# Written problem
Print every entry word for word, but omit the pictures.

# Records provided
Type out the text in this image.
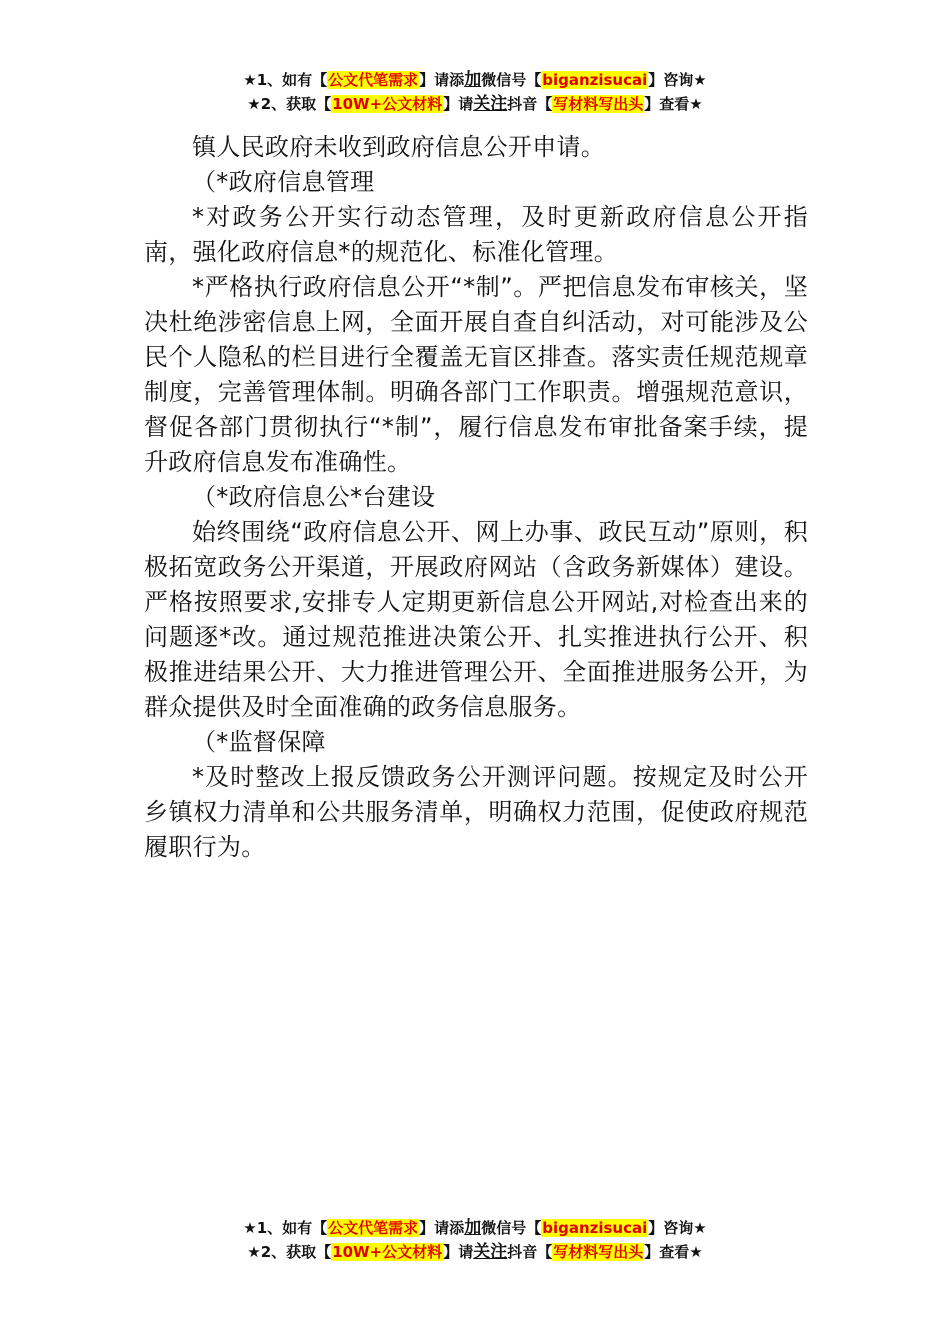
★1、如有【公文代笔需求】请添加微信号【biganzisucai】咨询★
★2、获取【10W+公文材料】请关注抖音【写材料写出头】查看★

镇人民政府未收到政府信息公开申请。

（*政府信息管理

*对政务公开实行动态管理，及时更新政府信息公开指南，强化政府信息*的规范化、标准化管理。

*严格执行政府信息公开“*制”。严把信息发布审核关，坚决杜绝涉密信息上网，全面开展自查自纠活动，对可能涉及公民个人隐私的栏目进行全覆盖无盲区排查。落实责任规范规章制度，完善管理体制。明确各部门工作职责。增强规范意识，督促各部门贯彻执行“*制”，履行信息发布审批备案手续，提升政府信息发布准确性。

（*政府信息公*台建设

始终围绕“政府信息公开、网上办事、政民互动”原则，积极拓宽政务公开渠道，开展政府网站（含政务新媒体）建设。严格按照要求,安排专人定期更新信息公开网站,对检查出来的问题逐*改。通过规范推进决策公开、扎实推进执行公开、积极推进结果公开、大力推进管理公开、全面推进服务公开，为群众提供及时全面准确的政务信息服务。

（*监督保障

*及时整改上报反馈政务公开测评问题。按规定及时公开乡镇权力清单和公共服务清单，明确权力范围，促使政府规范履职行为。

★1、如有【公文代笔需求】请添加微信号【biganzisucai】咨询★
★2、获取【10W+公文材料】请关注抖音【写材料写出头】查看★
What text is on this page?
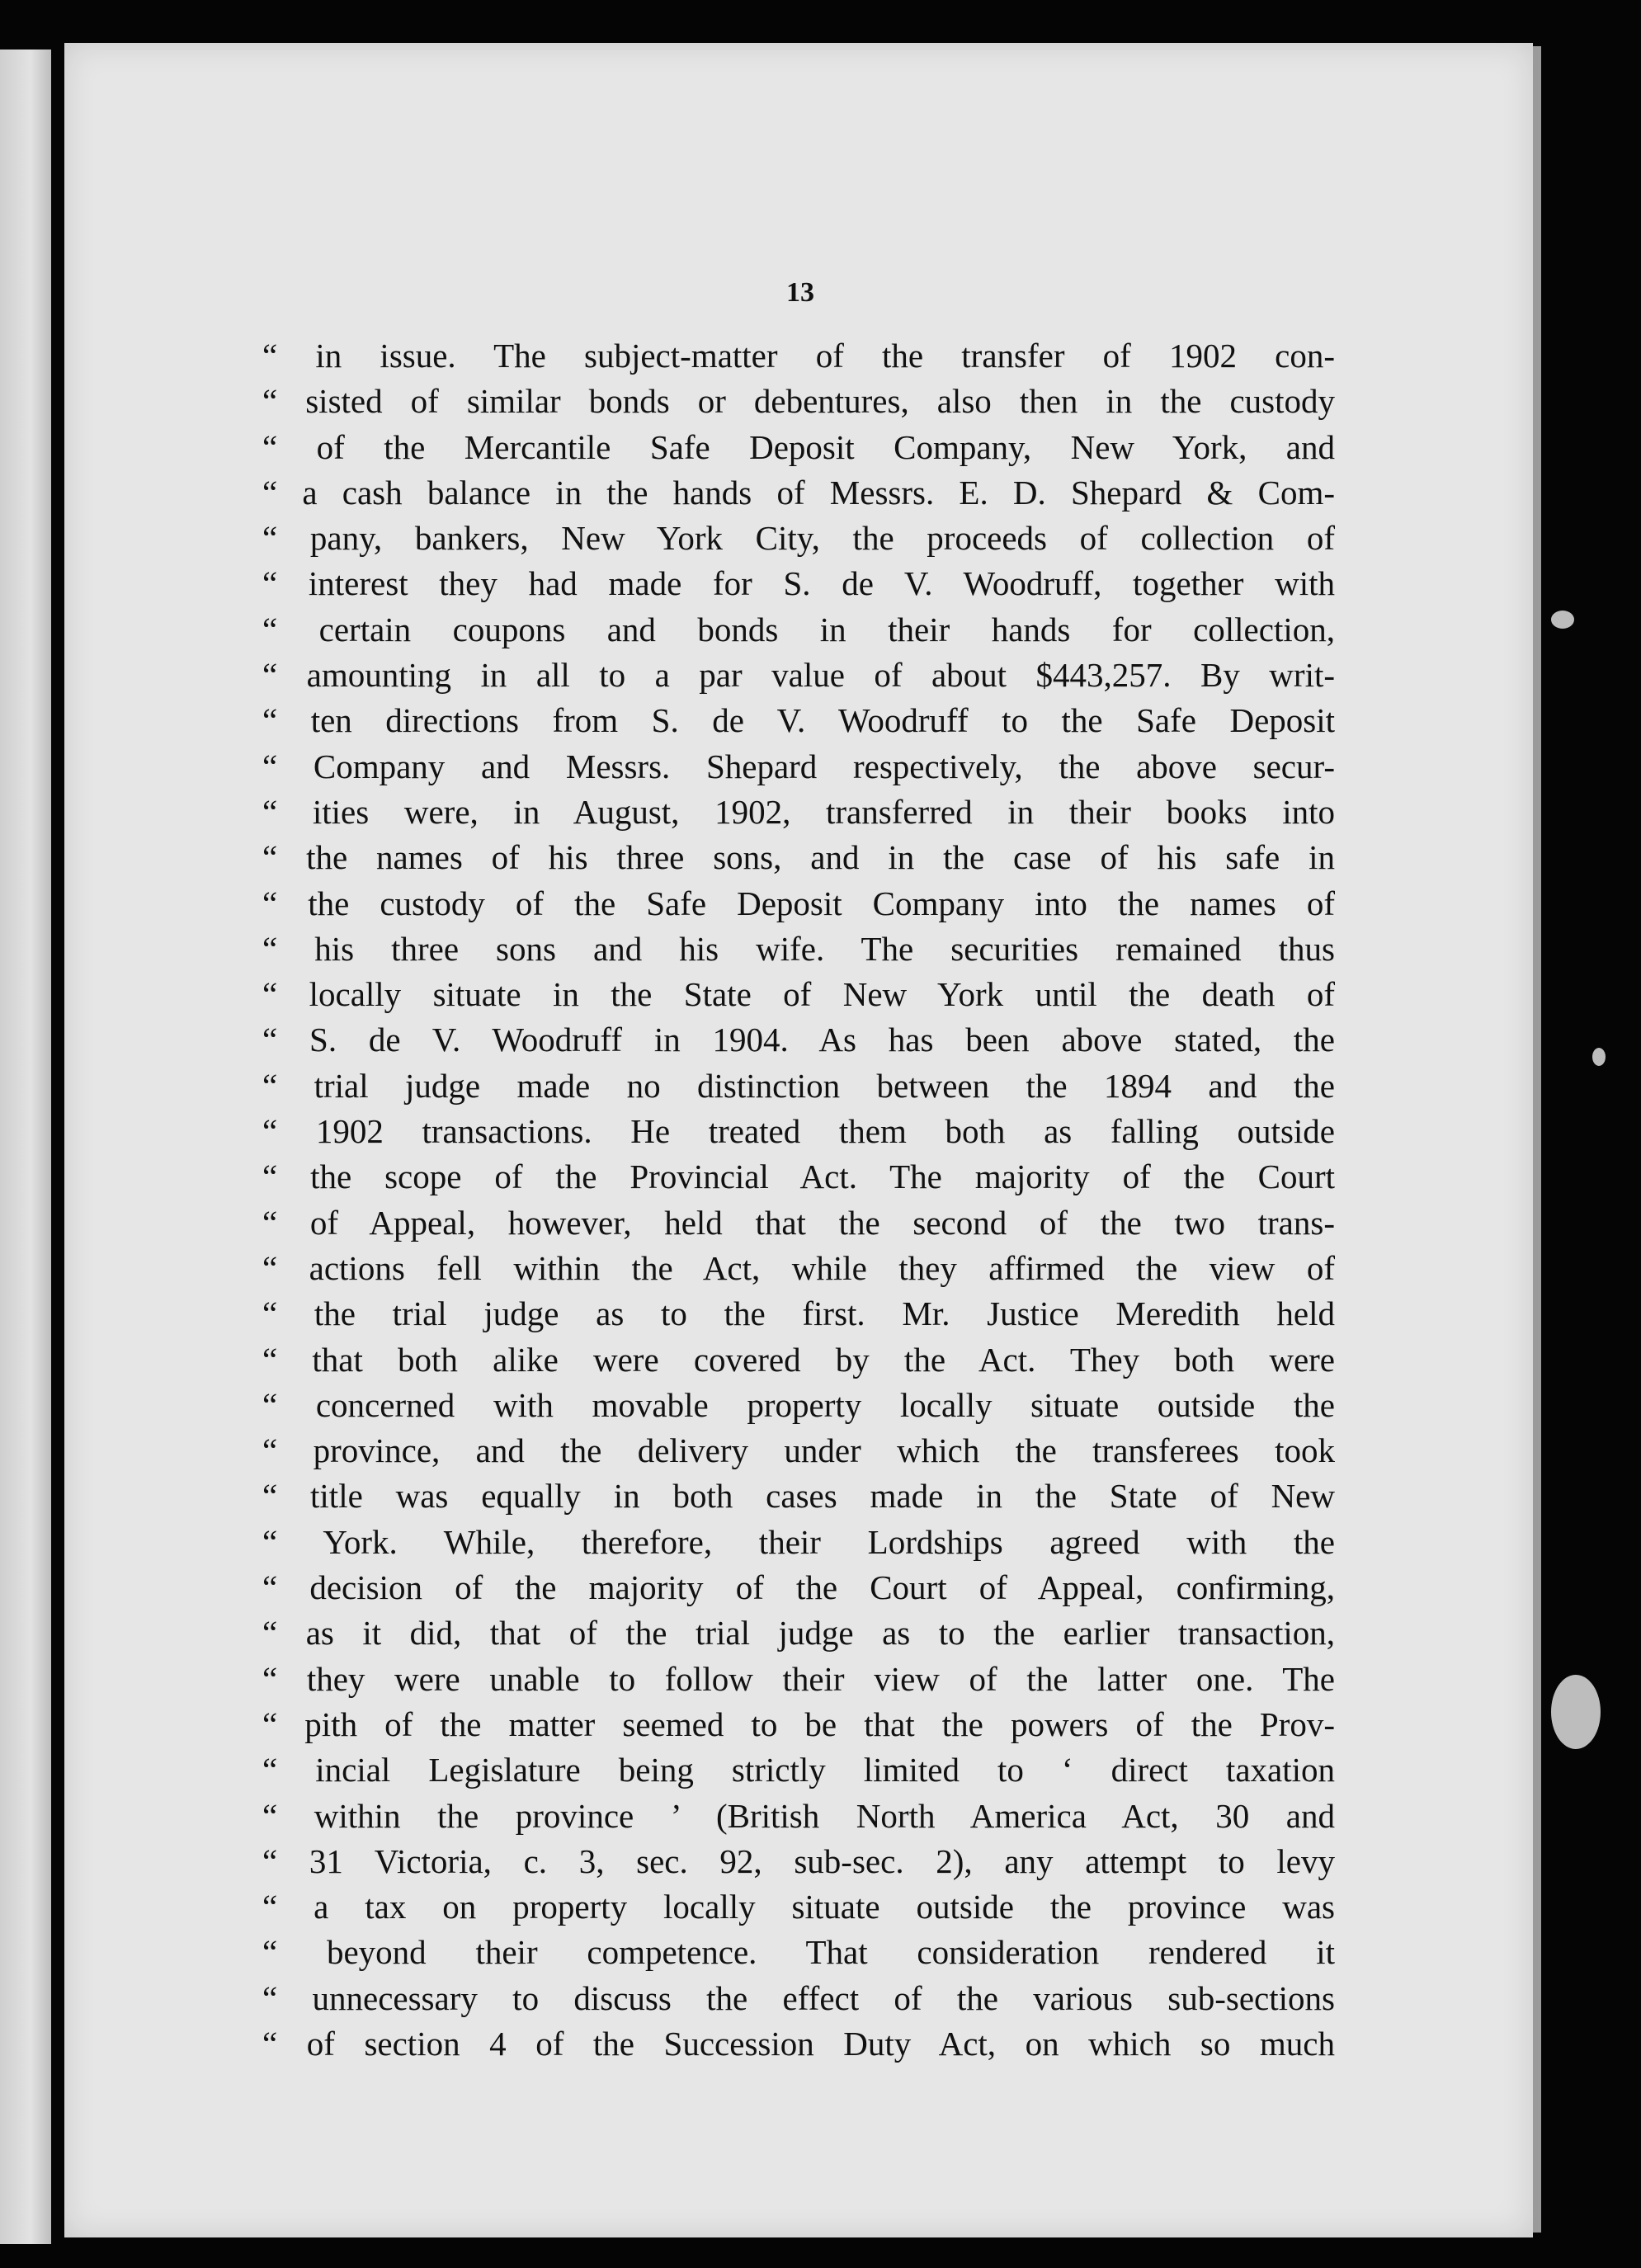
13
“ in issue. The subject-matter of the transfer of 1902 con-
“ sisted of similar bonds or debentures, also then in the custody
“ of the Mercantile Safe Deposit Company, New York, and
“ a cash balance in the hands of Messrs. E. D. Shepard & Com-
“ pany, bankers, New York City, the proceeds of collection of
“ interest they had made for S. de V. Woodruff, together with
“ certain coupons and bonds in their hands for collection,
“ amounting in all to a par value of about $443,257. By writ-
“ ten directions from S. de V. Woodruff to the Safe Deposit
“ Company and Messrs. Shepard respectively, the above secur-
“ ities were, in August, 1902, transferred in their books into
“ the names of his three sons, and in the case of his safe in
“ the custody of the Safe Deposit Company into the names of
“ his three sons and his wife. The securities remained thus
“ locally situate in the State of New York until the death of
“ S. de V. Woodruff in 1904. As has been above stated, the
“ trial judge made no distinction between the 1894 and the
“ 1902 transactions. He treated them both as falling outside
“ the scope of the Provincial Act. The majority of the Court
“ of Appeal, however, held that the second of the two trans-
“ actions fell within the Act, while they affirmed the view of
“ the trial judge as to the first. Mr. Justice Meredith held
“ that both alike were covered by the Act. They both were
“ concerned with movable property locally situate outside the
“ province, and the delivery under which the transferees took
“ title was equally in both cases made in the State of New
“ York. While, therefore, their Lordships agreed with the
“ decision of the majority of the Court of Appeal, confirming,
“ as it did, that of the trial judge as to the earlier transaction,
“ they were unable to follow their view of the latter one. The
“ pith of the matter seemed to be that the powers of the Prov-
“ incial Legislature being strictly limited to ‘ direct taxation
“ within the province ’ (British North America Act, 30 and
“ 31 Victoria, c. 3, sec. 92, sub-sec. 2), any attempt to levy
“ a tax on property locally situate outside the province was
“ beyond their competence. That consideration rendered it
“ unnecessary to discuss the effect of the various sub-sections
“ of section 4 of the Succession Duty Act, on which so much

# Correct result
Type out the text in this image.
★1、如有【公文代笔需求】请添加微信号【biganzisucai】咨询★
★2、获取【10W+公文材料】请关注抖音【写材料写出头】查看★

镇人民政府未收到政府信息公开申请。

（*政府信息管理

*对政务公开实行动态管理，及时更新政府信息公开指南，强化政府信息*的规范化、标准化管理。

*严格执行政府信息公开“*制”。严把信息发布审核关，坚决杜绝涉密信息上网，全面开展自查自纠活动，对可能涉及公民个人隐私的栏目进行全覆盖无盲区排查。落实责任规范规章制度，完善管理体制。明确各部门工作职责。增强规范意识，督促各部门贯彻执行“*制”，履行信息发布审批备案手续，提升政府信息发布准确性。

（*政府信息公*台建设

始终围绕“政府信息公开、网上办事、政民互动”原则，积极拓宽政务公开渠道，开展政府网站（含政务新媒体）建设。严格按照要求,安排专人定期更新信息公开网站,对检查出来的问题逐*改。通过规范推进决策公开、扎实推进执行公开、积极推进结果公开、大力推进管理公开、全面推进服务公开，为群众提供及时全面准确的政务信息服务。

（*监督保障

*及时整改上报反馈政务公开测评问题。按规定及时公开乡镇权力清单和公共服务清单，明确权力范围，促使政府规范履职行为。

★1、如有【公文代笔需求】请添加微信号【biganzisucai】咨询★
★2、获取【10W+公文材料】请关注抖音【写材料写出头】查看★
What text is on this page?
13
“ in issue. The subject-matter of the transfer of 1902 con-
“ sisted of similar bonds or debentures, also then in the custody
“ of the Mercantile Safe Deposit Company, New York, and
“ a cash balance in the hands of Messrs. E. D. Shepard & Com-
“ pany, bankers, New York City, the proceeds of collection of
“ interest they had made for S. de V. Woodruff, together with
“ certain coupons and bonds in their hands for collection,
“ amounting in all to a par value of about $443,257. By writ-
“ ten directions from S. de V. Woodruff to the Safe Deposit
“ Company and Messrs. Shepard respectively, the above secur-
“ ities were, in August, 1902, transferred in their books into
“ the names of his three sons, and in the case of his safe in
“ the custody of the Safe Deposit Company into the names of
“ his three sons and his wife. The securities remained thus
“ locally situate in the State of New York until the death of
“ S. de V. Woodruff in 1904. As has been above stated, the
“ trial judge made no distinction between the 1894 and the
“ 1902 transactions. He treated them both as falling outside
“ the scope of the Provincial Act. The majority of the Court
“ of Appeal, however, held that the second of the two trans-
“ actions fell within the Act, while they affirmed the view of
“ the trial judge as to the first. Mr. Justice Meredith held
“ that both alike were covered by the Act. They both were
“ concerned with movable property locally situate outside the
“ province, and the delivery under which the transferees took
“ title was equally in both cases made in the State of New
“ York. While, therefore, their Lordships agreed with the
“ decision of the majority of the Court of Appeal, confirming,
“ as it did, that of the trial judge as to the earlier transaction,
“ they were unable to follow their view of the latter one. The
“ pith of the matter seemed to be that the powers of the Prov-
“ incial Legislature being strictly limited to ‘ direct taxation
“ within the province ’ (British North America Act, 30 and
“ 31 Victoria, c. 3, sec. 92, sub-sec. 2), any attempt to levy
“ a tax on property locally situate outside the province was
“ beyond their competence. That consideration rendered it
“ unnecessary to discuss the effect of the various sub-sections
“ of section 4 of the Succession Duty Act, on which so much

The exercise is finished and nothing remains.